> **WHAT IS NEEDED**
Return all lines where the word "зібрав" can be found.

> **INPUT ROWS**
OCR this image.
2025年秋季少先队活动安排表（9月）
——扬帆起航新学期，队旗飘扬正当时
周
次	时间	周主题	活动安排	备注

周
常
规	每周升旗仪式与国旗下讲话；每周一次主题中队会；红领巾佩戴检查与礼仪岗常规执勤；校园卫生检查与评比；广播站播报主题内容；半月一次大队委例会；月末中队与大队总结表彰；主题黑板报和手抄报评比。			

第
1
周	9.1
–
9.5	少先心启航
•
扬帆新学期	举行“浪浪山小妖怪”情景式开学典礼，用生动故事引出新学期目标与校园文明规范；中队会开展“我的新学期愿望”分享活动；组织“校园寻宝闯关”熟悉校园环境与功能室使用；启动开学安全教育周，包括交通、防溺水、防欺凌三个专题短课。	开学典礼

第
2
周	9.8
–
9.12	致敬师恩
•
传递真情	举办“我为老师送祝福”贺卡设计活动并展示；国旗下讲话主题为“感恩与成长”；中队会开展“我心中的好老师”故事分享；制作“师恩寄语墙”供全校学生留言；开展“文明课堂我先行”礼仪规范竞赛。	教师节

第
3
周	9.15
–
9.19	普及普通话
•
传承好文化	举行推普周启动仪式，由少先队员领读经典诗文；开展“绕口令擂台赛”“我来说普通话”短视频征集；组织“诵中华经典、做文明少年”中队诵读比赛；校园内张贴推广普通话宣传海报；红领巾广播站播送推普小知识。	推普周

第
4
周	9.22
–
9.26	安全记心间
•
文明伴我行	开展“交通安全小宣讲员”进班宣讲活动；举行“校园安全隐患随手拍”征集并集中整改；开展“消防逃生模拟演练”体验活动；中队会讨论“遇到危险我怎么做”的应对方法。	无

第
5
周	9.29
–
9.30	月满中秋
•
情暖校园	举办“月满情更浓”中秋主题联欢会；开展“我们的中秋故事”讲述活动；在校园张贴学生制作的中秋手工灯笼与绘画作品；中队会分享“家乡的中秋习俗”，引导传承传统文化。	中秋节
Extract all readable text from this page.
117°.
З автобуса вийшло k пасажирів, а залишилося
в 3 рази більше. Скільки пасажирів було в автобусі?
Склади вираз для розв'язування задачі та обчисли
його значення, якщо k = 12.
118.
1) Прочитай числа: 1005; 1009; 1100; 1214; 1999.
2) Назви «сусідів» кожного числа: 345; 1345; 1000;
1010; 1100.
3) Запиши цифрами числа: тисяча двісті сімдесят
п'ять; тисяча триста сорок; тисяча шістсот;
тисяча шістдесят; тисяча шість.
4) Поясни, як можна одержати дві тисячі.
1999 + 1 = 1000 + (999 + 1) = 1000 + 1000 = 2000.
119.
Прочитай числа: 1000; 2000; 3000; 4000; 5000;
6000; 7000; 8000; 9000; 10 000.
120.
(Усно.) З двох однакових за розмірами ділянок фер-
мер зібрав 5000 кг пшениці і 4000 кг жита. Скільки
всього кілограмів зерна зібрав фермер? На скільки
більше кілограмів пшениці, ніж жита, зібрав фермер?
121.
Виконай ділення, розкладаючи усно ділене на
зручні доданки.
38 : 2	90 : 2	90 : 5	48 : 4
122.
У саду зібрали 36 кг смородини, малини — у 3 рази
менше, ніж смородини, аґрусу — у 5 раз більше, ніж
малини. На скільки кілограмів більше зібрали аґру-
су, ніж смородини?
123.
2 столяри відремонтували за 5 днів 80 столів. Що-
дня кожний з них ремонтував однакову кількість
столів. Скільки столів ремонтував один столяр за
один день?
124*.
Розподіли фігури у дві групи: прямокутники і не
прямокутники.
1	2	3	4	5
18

==

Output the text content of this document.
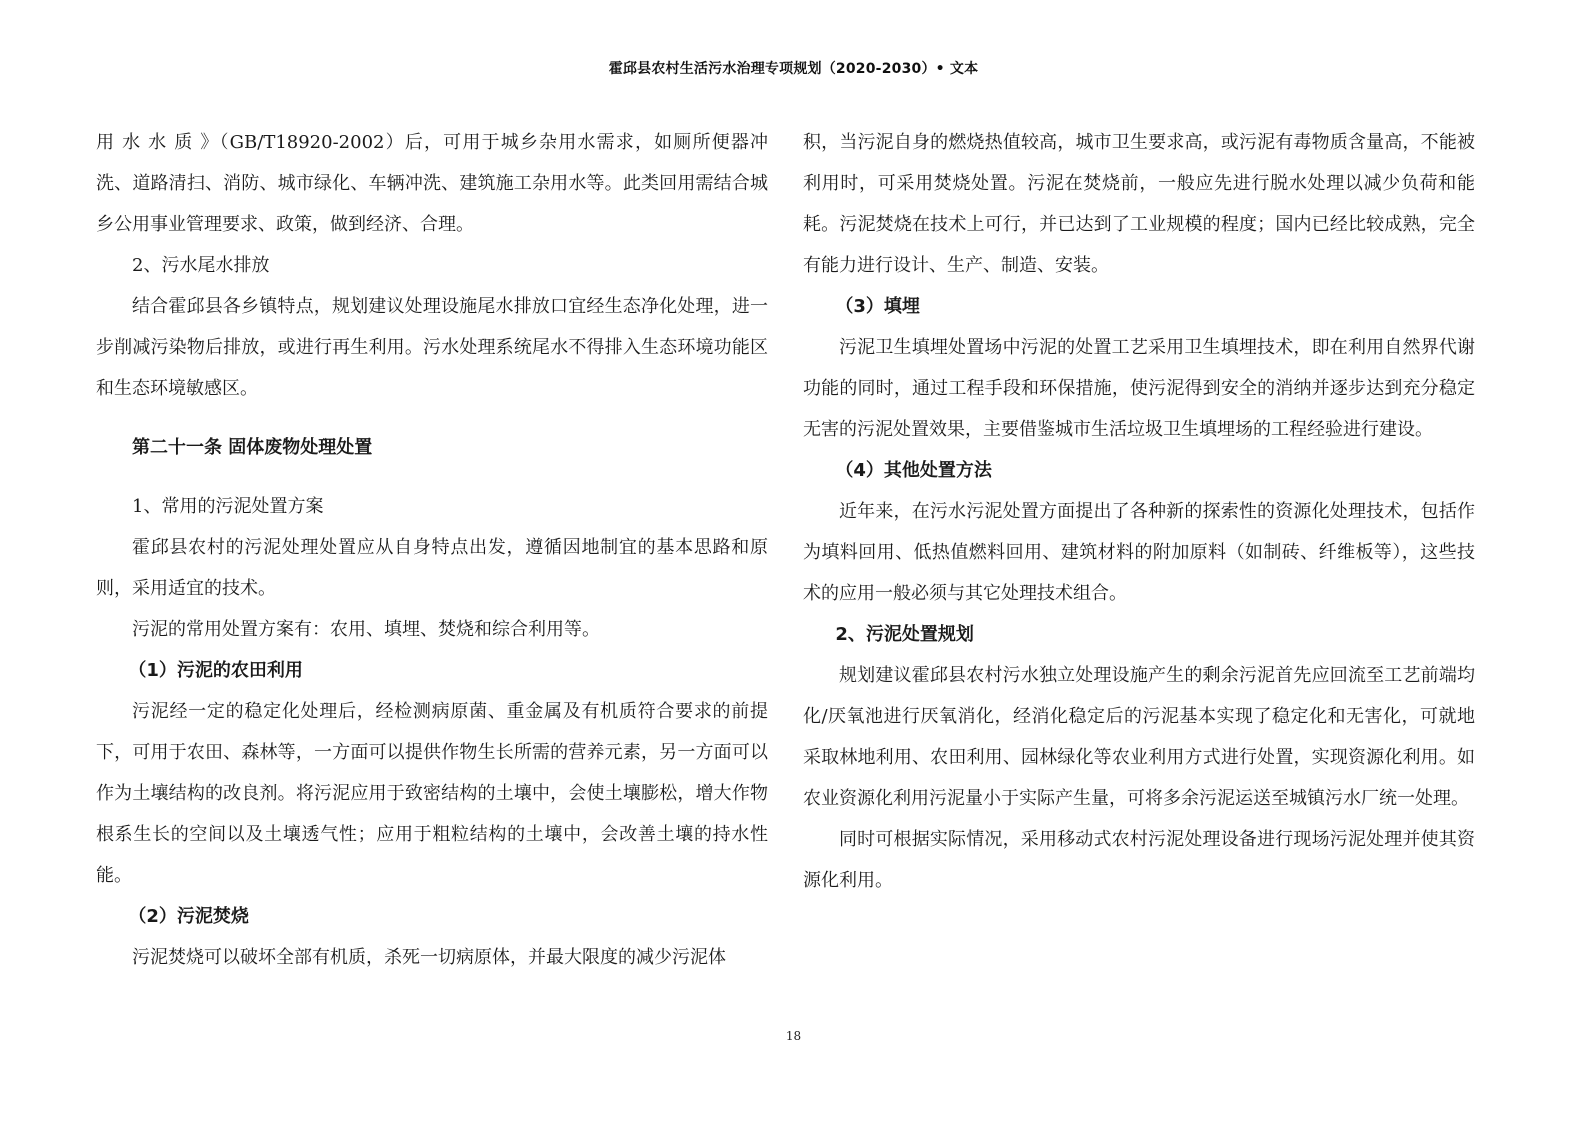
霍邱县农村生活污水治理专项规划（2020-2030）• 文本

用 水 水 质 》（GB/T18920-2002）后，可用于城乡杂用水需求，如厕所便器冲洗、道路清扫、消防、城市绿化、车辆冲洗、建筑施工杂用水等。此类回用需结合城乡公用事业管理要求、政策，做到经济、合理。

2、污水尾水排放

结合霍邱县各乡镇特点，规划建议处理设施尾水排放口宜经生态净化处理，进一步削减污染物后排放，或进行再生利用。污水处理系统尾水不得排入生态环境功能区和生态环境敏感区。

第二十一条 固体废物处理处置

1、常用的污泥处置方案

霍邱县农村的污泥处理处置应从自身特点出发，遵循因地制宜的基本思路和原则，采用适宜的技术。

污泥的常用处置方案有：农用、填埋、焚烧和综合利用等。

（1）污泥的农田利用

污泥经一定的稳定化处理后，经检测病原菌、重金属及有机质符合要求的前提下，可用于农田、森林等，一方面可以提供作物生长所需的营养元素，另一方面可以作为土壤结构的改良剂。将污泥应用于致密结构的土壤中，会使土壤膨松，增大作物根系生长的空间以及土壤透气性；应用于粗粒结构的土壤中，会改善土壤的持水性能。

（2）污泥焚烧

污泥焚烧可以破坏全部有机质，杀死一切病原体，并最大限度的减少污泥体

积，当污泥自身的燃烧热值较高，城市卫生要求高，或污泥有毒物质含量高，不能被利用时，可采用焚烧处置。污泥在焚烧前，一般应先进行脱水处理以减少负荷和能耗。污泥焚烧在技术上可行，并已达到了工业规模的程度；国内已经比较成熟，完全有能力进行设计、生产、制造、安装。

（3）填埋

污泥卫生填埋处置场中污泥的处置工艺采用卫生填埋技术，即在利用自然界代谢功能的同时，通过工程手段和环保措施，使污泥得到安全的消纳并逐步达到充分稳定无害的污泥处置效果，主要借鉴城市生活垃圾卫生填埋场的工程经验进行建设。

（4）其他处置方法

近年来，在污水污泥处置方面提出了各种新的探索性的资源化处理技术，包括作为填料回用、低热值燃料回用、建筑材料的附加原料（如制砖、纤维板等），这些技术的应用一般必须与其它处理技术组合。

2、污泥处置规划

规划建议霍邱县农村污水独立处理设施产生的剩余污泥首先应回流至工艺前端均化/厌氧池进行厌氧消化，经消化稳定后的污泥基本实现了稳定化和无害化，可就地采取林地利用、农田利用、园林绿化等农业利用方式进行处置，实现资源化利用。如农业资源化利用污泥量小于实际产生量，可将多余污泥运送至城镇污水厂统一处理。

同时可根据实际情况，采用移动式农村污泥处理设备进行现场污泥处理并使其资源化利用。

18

> **TASK OUTPUT**
мер зібрав 5000 кг пшениці і 4000 кг жита. Скільки
всього кілограмів зерна зібрав фермер? На скільки
більше кілограмів пшениці, ніж жита, зібрав фермер?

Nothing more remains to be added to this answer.